The main objective of a planned multi-year series of round-tables is to engage with senior-level practitioners, with expertise in the built environment, on the concept of critical infrastructure resilience. This first round-table with the Arup Fellows served as a pilot for testing the methodology for engagement. It explored how infrastructure systems might be impacted by a range of possible shocks and stresses, how various decision-makers will respond, and what the consequential cascading effects of those decisions will be.
The overarching objective of the round-table series is to provide the basis for cross-sector learning and collaboration. This will create a more informed understanding of interdependency, what is missing in governance frameworks and standards, and also seeks to identify measures that can embed resilient design into modern infrastructure systems.
Pilot event designers and facilitators
Dr Kristen MacAskill
Kristen is a civil engineer with experience in the water and transport sectors, and a PhD in resilience of infrastructure. Kristen now runs Cambridge's Masters Programme in Construction Engineering.

## [REQUEST 1]
Copy the round-table text word for word between "The main objective" and "modern infrastructure systems.", inclusive.
## [REQUEST 2]
Write what comes next in the round-table text, starting right after its last sentence.
The listing after this text comes from a separate source.

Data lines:

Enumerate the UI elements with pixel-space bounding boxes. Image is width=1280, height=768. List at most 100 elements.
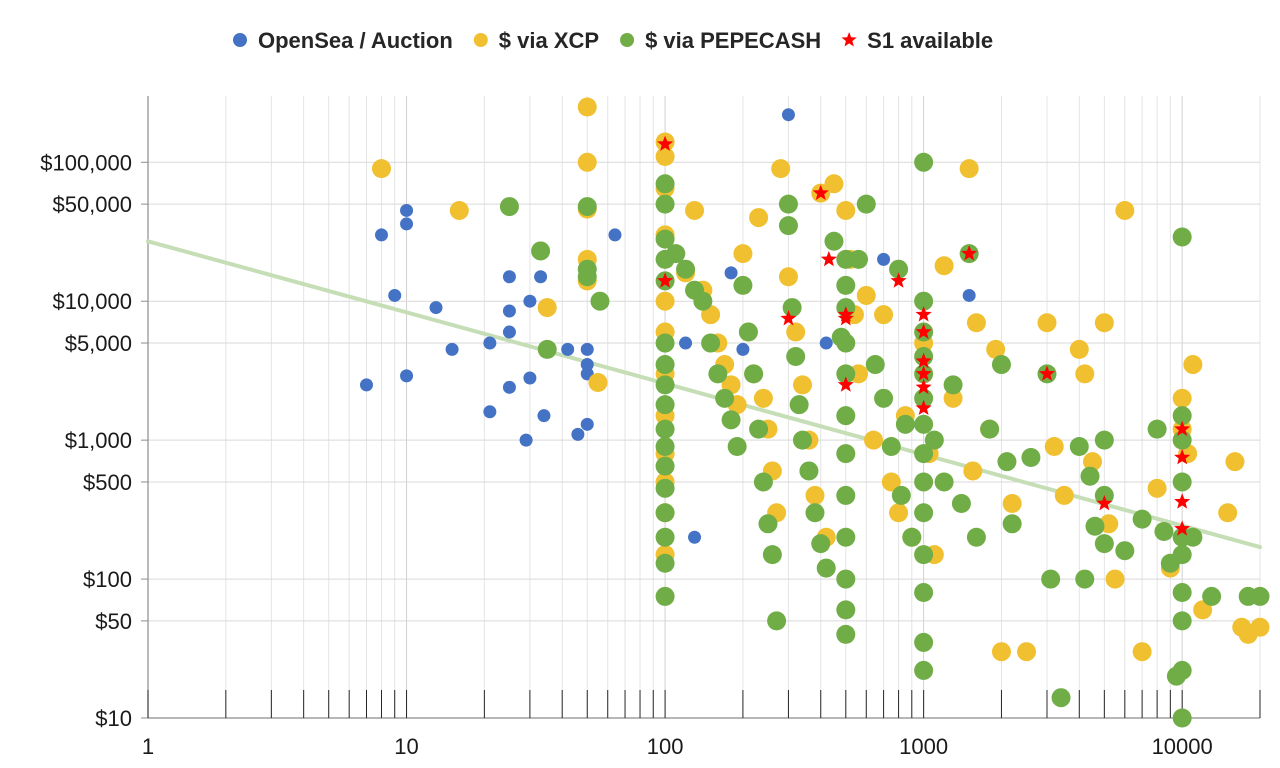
data-point: [571, 427, 585, 441]
data-point: [991, 642, 1011, 662]
data-point: [1225, 452, 1245, 472]
data-point: [1094, 430, 1114, 450]
data-point: [865, 355, 885, 375]
data-point: [758, 514, 778, 534]
y-tick-label: $10,000: [52, 289, 132, 314]
star-point: [915, 378, 932, 395]
data-point: [1172, 406, 1192, 426]
y-tick-label: $500: [83, 470, 132, 495]
data-point: [824, 231, 844, 251]
tick-labels: $10 $50 $100 $500 $1,000 $5,000 $10,000 $50,000…: [40, 150, 1213, 759]
data-point: [856, 285, 876, 305]
grid: [147, 96, 1261, 719]
data-point: [836, 527, 856, 547]
data-point: [914, 444, 934, 464]
star-point: [837, 376, 854, 392]
star-point: [915, 399, 932, 415]
data-point: [1172, 472, 1192, 492]
data-point: [767, 611, 787, 631]
data-point: [736, 342, 750, 356]
data-point: [371, 159, 391, 179]
data-point: [962, 288, 976, 302]
data-point: [811, 534, 831, 554]
data-point: [914, 503, 934, 523]
y-tick-label: $100,000: [40, 150, 132, 175]
data-point: [1041, 569, 1061, 589]
y-tick-label: $100: [83, 567, 132, 592]
data-point: [1147, 419, 1167, 439]
data-point: [782, 298, 802, 318]
data-point: [836, 406, 856, 426]
data-point: [836, 333, 856, 353]
star-point: [915, 323, 932, 339]
legend-label: $ via XCP: [499, 28, 599, 53]
data-point: [577, 197, 597, 217]
data-point: [1115, 541, 1135, 561]
star-point: [1038, 365, 1056, 381]
data-point: [849, 249, 869, 269]
series-3: [657, 135, 1191, 536]
data-point: [580, 417, 594, 431]
axes: [141, 96, 1261, 719]
data-point: [429, 301, 443, 315]
data-point: [856, 194, 876, 214]
data-point: [561, 342, 575, 356]
legend: OpenSea / Auction $ via XCP $ via PEPECASH…: [233, 28, 993, 53]
data-point: [1172, 611, 1192, 631]
data-point: [914, 291, 934, 311]
data-point: [836, 624, 856, 644]
legend-item-2: $ via PEPECASH: [620, 28, 821, 53]
data-point: [693, 291, 713, 311]
data-point: [914, 660, 934, 680]
data-point: [1172, 430, 1192, 450]
data-point: [1172, 708, 1192, 728]
data-point: [914, 545, 934, 565]
legend-star-marker: [841, 32, 857, 47]
data-point: [934, 472, 954, 492]
data-point: [502, 325, 516, 339]
data-point: [966, 527, 986, 547]
data-point: [874, 388, 894, 408]
data-point: [1044, 436, 1064, 456]
legend-marker: [233, 33, 247, 47]
star-point: [915, 365, 932, 381]
data-point: [1250, 617, 1270, 637]
data-point: [1132, 509, 1152, 529]
data-point: [749, 208, 769, 228]
data-point: [914, 583, 934, 603]
data-point: [1202, 586, 1222, 606]
data-point: [753, 472, 773, 492]
data-point: [531, 241, 551, 261]
data-point: [881, 436, 901, 456]
y-tick-label: $10: [95, 706, 132, 731]
star-point: [1174, 449, 1191, 465]
data-point: [374, 228, 388, 242]
data-point: [749, 419, 769, 439]
star-point: [1174, 493, 1191, 509]
data-point: [836, 485, 856, 505]
data-point: [963, 461, 983, 481]
data-point: [534, 270, 548, 284]
data-point: [733, 244, 753, 264]
data-point: [1193, 600, 1213, 620]
x-tick-label: 10000: [1152, 734, 1213, 759]
data-point: [655, 436, 675, 456]
data-point: [1172, 227, 1192, 247]
data-point: [1083, 452, 1103, 472]
data-point: [655, 174, 675, 194]
data-point: [836, 364, 856, 384]
data-point: [502, 380, 516, 394]
data-point: [986, 339, 1006, 359]
data-point: [874, 305, 894, 325]
trendline-line: [146, 239, 1262, 550]
data-point: [1218, 503, 1238, 523]
data-point: [889, 259, 909, 279]
data-point: [499, 197, 519, 217]
data-point: [1017, 642, 1037, 662]
data-point: [786, 346, 806, 366]
data-point: [701, 333, 721, 353]
star-point: [780, 310, 797, 326]
y-tick-label: $50,000: [52, 192, 132, 217]
data-point: [778, 267, 798, 287]
data-point: [951, 493, 971, 513]
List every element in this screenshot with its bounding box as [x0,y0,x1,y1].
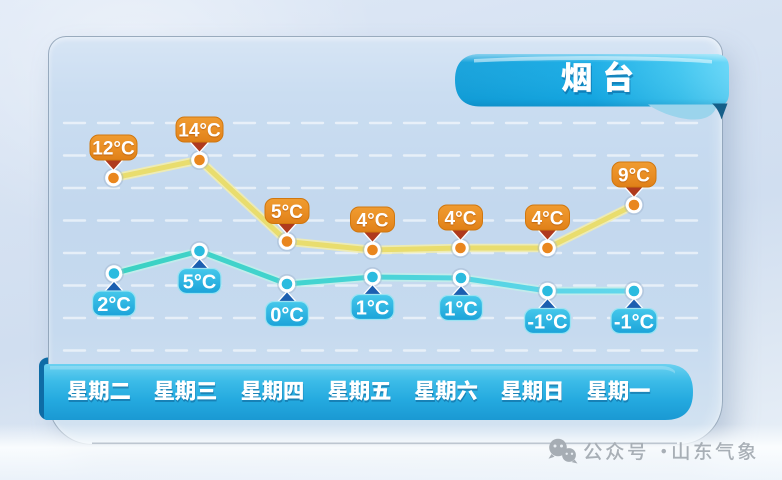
svg-text:1°C: 1°C [356,297,390,319]
svg-text:12°C: 12°C [92,139,135,160]
svg-text:4°C: 4°C [532,209,564,230]
svg-text:1°C: 1°C [444,298,478,320]
svg-text:5°C: 5°C [183,271,217,293]
svg-text:14°C: 14°C [178,121,221,142]
svg-text:4°C: 4°C [357,211,389,232]
svg-text:2°C: 2°C [97,294,131,316]
svg-text:9°C: 9°C [618,166,650,187]
svg-text:5°C: 5°C [271,202,303,223]
svg-text:0°C: 0°C [270,304,304,326]
svg-text:-1°C: -1°C [614,311,654,333]
svg-text:-1°C: -1°C [527,311,567,333]
svg-text:4°C: 4°C [445,209,477,230]
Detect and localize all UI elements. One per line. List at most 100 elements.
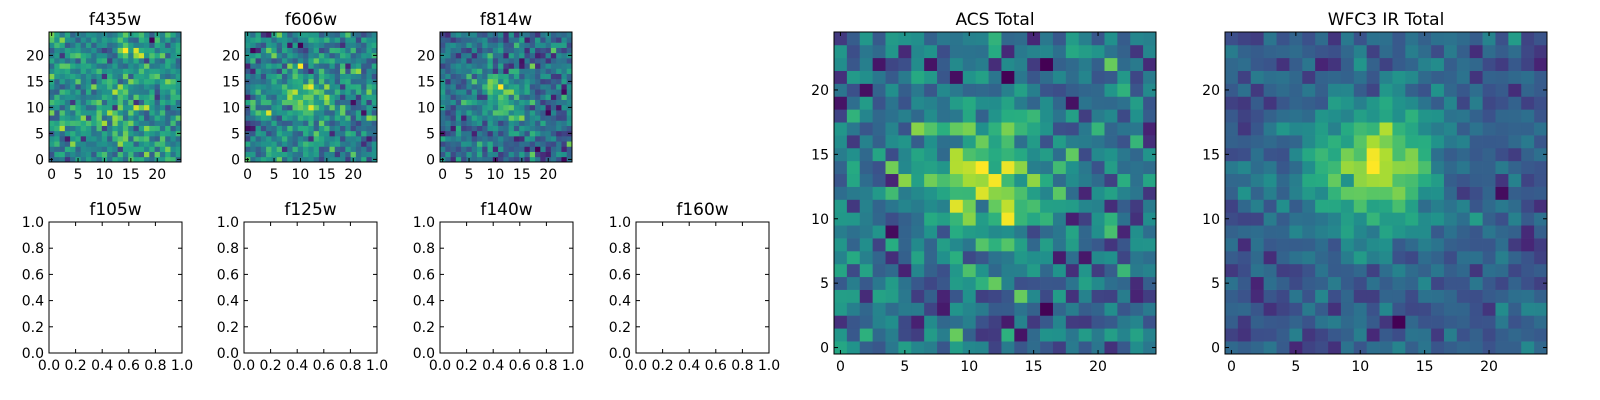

## [WRITTEN ANSWER 1]
The main objective of a planned multi-year series of round-tables is to engage with senior-level practitioners, with expertise in the built environment, on the concept of critical infrastructure resilience. This first round-table with the Arup Fellows served as a pilot for testing the methodology for engagement. It explored how infrastructure systems might be impacted by a range of possible shocks and stresses, how various decision-makers will respond, and what the consequential cascading effects of those decisions will be.
The overarching objective of the round-table series is to provide the basis for cross-sector learning and collaboration. This will create a more informed understanding of interdependency, what is missing in governance frameworks and standards, and also seeks to identify measures that can embed resilient design into modern infrastructure systems.

## [WRITTEN ANSWER 2]
Professor Peter Guthrie
Peter is the first Professor in Engineering for Sustainable Development in the United Kingdom. Having held this post since 2000 after a career in industry, he now focuses on research.
Francesca O'Hanlon
Francesca is a civil engineer with experience in humanitarian aid and engineering for international development. Her PhD research looks at infrastructure and community resilience to climate-related disasters.
Marcus Morrell
Marcus is an Associate with Arup's Foresight group. He is responsible for helping clients to manage future uncertainty by exploring medium to long term futures with a focus on strategy, foresight and innovation.
Catalysing the shift in resilience thinking
The funding for the Resilience Shift was established to respond to the absence of community cohesion in the business sector. This was with a view that currently infrastructure service providers are not communicating sufficiently between the sectors.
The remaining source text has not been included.